EXERCISE BRIEF:
Repeat the entries below word for word, starting with the line that contains "nav-link-about-us[interactable]: ABOUT US" and continuing through the last line of the entries, with both ends included.

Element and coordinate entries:
=-=-=-=-=
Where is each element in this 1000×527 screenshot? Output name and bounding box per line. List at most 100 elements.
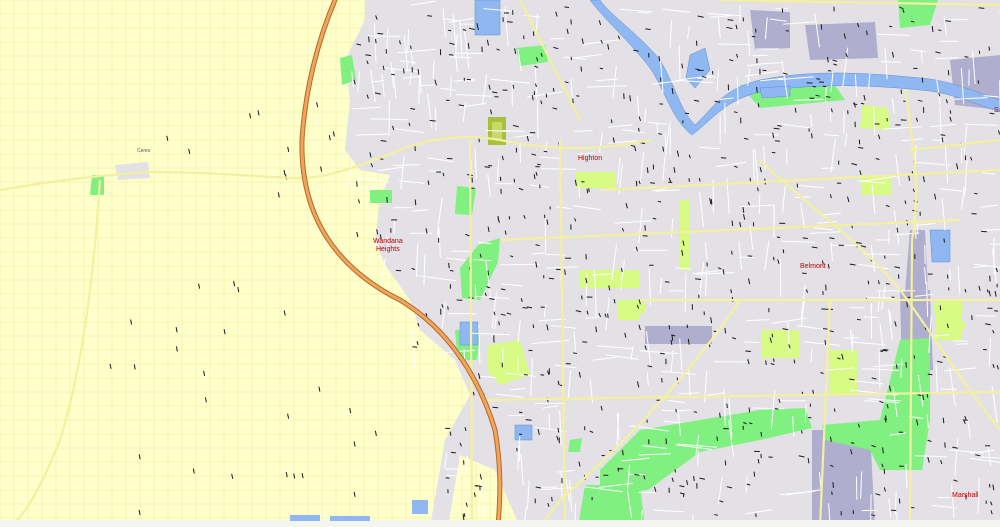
- street-name-tick: [586, 188, 589, 194]
- street-name-tick: [582, 341, 588, 343]
- street-name-tick: [660, 352, 665, 355]
- city-map[interactable]: Highton Wandana Heights Belmont Marshall …: [0, 0, 1000, 527]
- street-name-tick: [492, 406, 499, 409]
- street-name-tick: [773, 358, 775, 362]
- street-name-tick: [537, 163, 541, 166]
- street-name-tick: [785, 30, 789, 32]
- street-name-tick: [498, 321, 500, 326]
- street-name-tick: [552, 87, 555, 92]
- street-name-tick: [487, 270, 489, 276]
- street: [793, 99, 825, 101]
- street-name-tick: [773, 256, 775, 261]
- street-name-tick: [581, 295, 583, 300]
- street-name-tick: [866, 30, 868, 36]
- street-name-tick: [675, 408, 677, 413]
- street: [924, 245, 926, 264]
- street-name-tick: [774, 408, 779, 410]
- street-name-tick: [640, 142, 646, 144]
- street-name-tick: [448, 262, 450, 269]
- street-name-tick: [668, 325, 671, 330]
- street-name-tick: [698, 178, 701, 182]
- street: [916, 221, 919, 235]
- street-name-tick: [765, 360, 767, 365]
- street-name-tick: [450, 451, 456, 454]
- street-name-tick: [445, 477, 450, 479]
- suburb-label-edge: S: [994, 107, 999, 114]
- street-name-tick: [664, 281, 670, 283]
- street-name-tick: [652, 217, 657, 220]
- street-name-tick: [731, 250, 733, 255]
- street-name-tick: [684, 112, 690, 115]
- street-name-tick: [986, 289, 989, 293]
- street: [804, 404, 807, 423]
- street-name-tick: [658, 133, 662, 135]
- street-name-tick: [646, 167, 649, 174]
- street-name-tick: [716, 436, 718, 441]
- street-name-tick: [693, 476, 695, 482]
- street: [684, 272, 687, 312]
- street: [519, 143, 521, 163]
- street-name-tick: [450, 270, 454, 272]
- street-name-tick: [745, 350, 751, 352]
- street-name-tick: [833, 408, 836, 412]
- locality-label-ceres: Ceres: [137, 148, 151, 154]
- street-name-tick: [939, 305, 942, 311]
- street-name-tick: [816, 78, 821, 80]
- street-name-tick: [802, 237, 808, 239]
- street-name-tick: [856, 318, 861, 321]
- street-name-tick: [595, 326, 597, 333]
- street-name-tick: [410, 45, 412, 50]
- street-name-tick: [564, 6, 570, 8]
- street-name-tick: [793, 359, 796, 364]
- street-name-tick: [940, 134, 946, 136]
- street: [500, 263, 540, 266]
- street-name-tick: [580, 66, 582, 72]
- street-name-tick: [885, 415, 887, 421]
- street-name-tick: [622, 449, 624, 456]
- street-name-tick: [978, 7, 985, 9]
- street-name-tick: [989, 483, 991, 488]
- street-name-tick: [719, 412, 721, 418]
- street: [779, 259, 782, 297]
- street-name-tick: [356, 181, 358, 187]
- street-name-tick: [927, 373, 933, 376]
- street: [661, 409, 685, 412]
- street-name-tick: [731, 220, 734, 226]
- street-name-tick: [867, 280, 870, 285]
- street-name-tick: [753, 471, 756, 477]
- street-name-tick: [730, 289, 732, 294]
- street-name-tick: [801, 430, 803, 434]
- street-name-tick: [724, 327, 727, 334]
- map-canvas[interactable]: [0, 0, 1000, 527]
- street-name-tick: [882, 447, 884, 454]
- suburb-label-line: Heights: [375, 246, 400, 253]
- street-name-tick: [607, 313, 609, 319]
- street-name-tick: [484, 166, 490, 168]
- street-name-tick: [429, 120, 436, 122]
- street-name-tick: [906, 301, 908, 308]
- street-name-tick: [811, 133, 813, 139]
- street-name-tick: [831, 491, 833, 496]
- street: [775, 7, 788, 10]
- street-name-tick: [942, 417, 945, 424]
- street-name-tick: [472, 391, 475, 396]
- street-name-tick: [548, 277, 555, 280]
- street-name-tick: [467, 43, 470, 49]
- street-name-tick: [827, 56, 829, 63]
- street: [880, 61, 902, 63]
- street-name-tick: [414, 199, 417, 206]
- street: [717, 43, 751, 46]
- street-name-tick: [977, 80, 980, 84]
- street-name-tick: [532, 324, 535, 329]
- street-name-tick: [573, 352, 577, 354]
- street-name-tick: [379, 158, 384, 160]
- street-name-tick: [638, 127, 640, 132]
- street: [758, 193, 761, 215]
- street-name-tick: [545, 93, 548, 98]
- street-name-tick: [776, 236, 781, 238]
- street-name-tick: [949, 110, 952, 114]
- street-name-tick: [964, 56, 969, 58]
- street-name-tick: [820, 24, 823, 30]
- street-name-tick: [588, 188, 590, 193]
- street-name-tick: [756, 86, 758, 93]
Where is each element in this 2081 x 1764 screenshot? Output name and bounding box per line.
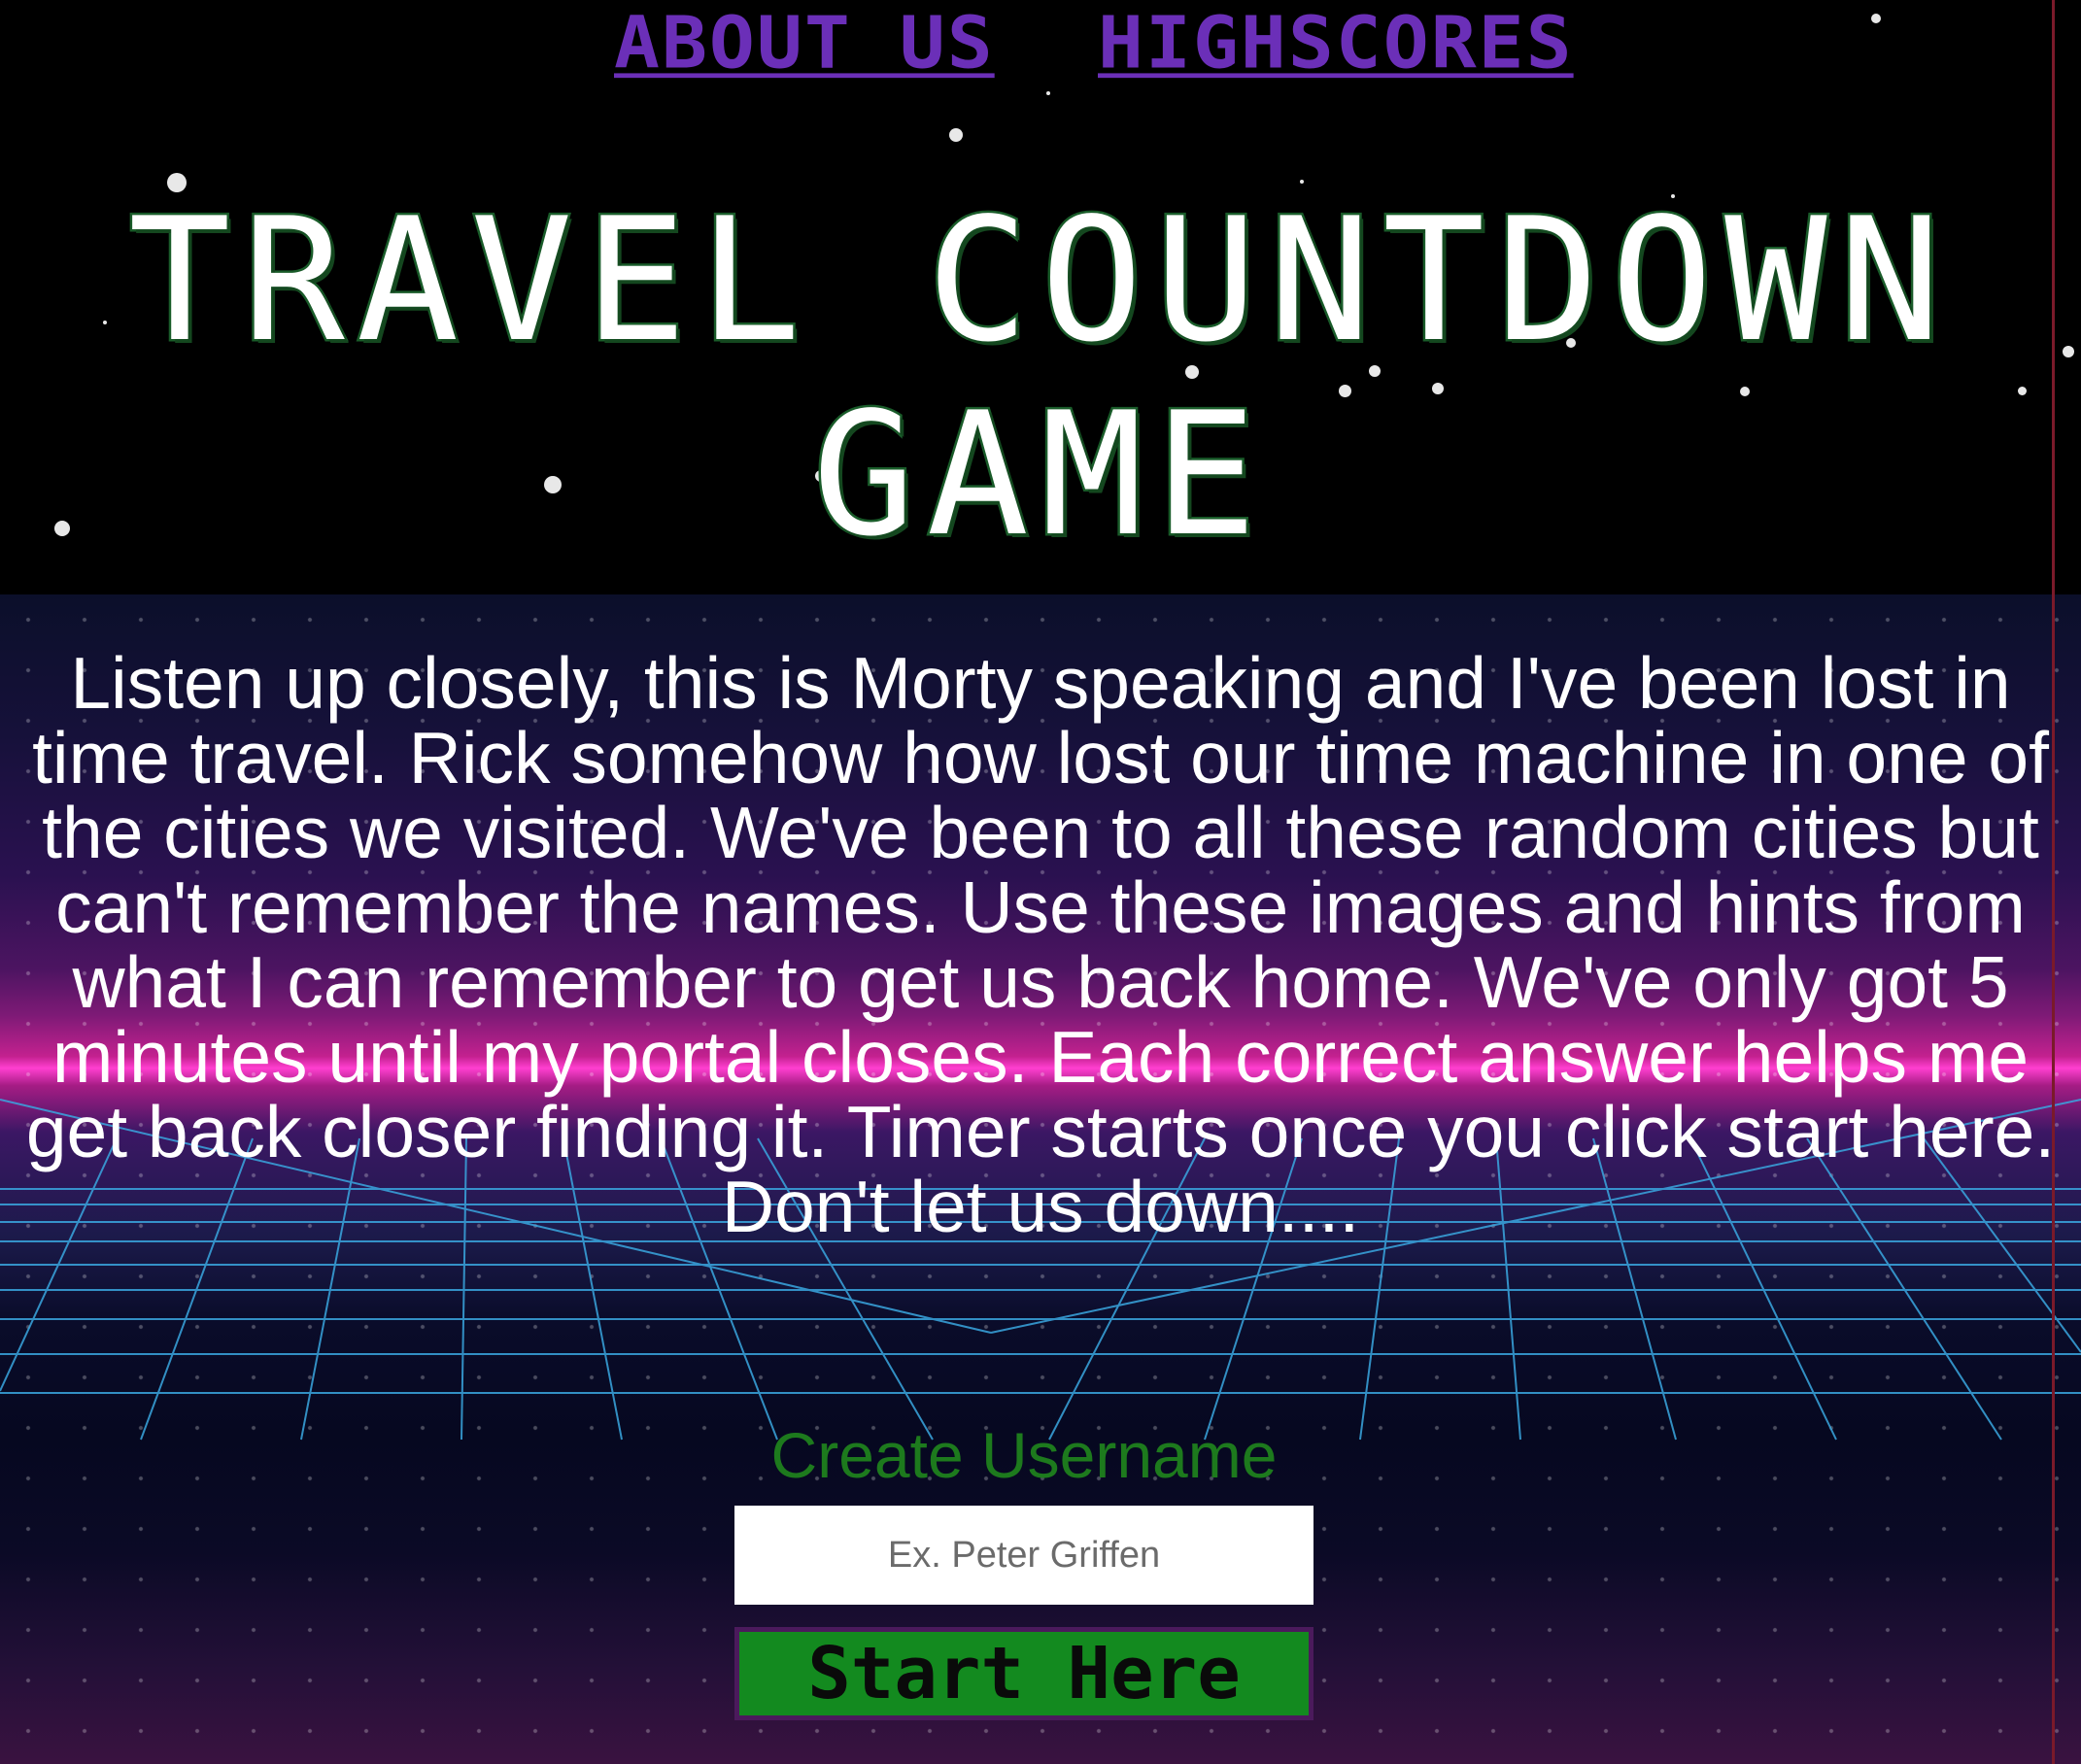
nav-link-about-us[interactable]: ABOUT US — [614, 2, 995, 85]
start-button[interactable]: Start Here — [734, 1627, 1313, 1720]
intro-story-text: Listen up closely, this is Morty speakin… — [25, 642, 2056, 1247]
create-username-label: Create Username — [770, 1419, 1278, 1491]
star — [949, 128, 963, 142]
nav-link-highscores[interactable]: HIGHSCORES — [1098, 2, 1574, 85]
username-input[interactable] — [734, 1506, 1313, 1605]
top-nav: ABOUT US HIGHSCORES — [0, 0, 2081, 87]
star — [1046, 91, 1050, 95]
space-header: ABOUT US HIGHSCORES TRAVEL COUNTDOWN GAM… — [0, 0, 2081, 594]
page-edge-line — [2052, 0, 2055, 1764]
page-title: TRAVEL COUNTDOWN GAME — [126, 182, 1953, 575]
=-=-=-=-=
WRITTEN REPLY:
nav-link-about-us[interactable]: ABOUT US — [614, 2, 995, 85]
start-button[interactable]: Start Here — [734, 1627, 1313, 1720]
intro-story-text: Listen up closely, this is Morty speakin… — [25, 642, 2056, 1247]
create-username-label: Create Username — [770, 1419, 1278, 1491]
star — [949, 128, 963, 142]
nav-link-highscores[interactable]: HIGHSCORES — [1098, 2, 1574, 85]
username-input[interactable] — [734, 1506, 1313, 1605]
top-nav: ABOUT US HIGHSCORES — [0, 0, 2081, 87]
star — [1046, 91, 1050, 95]
space-header: ABOUT US HIGHSCORES TRAVEL COUNTDOWN GAM… — [0, 0, 2081, 594]
page-edge-line — [2052, 0, 2055, 1764]
page-title: TRAVEL COUNTDOWN GAME — [126, 182, 1953, 575]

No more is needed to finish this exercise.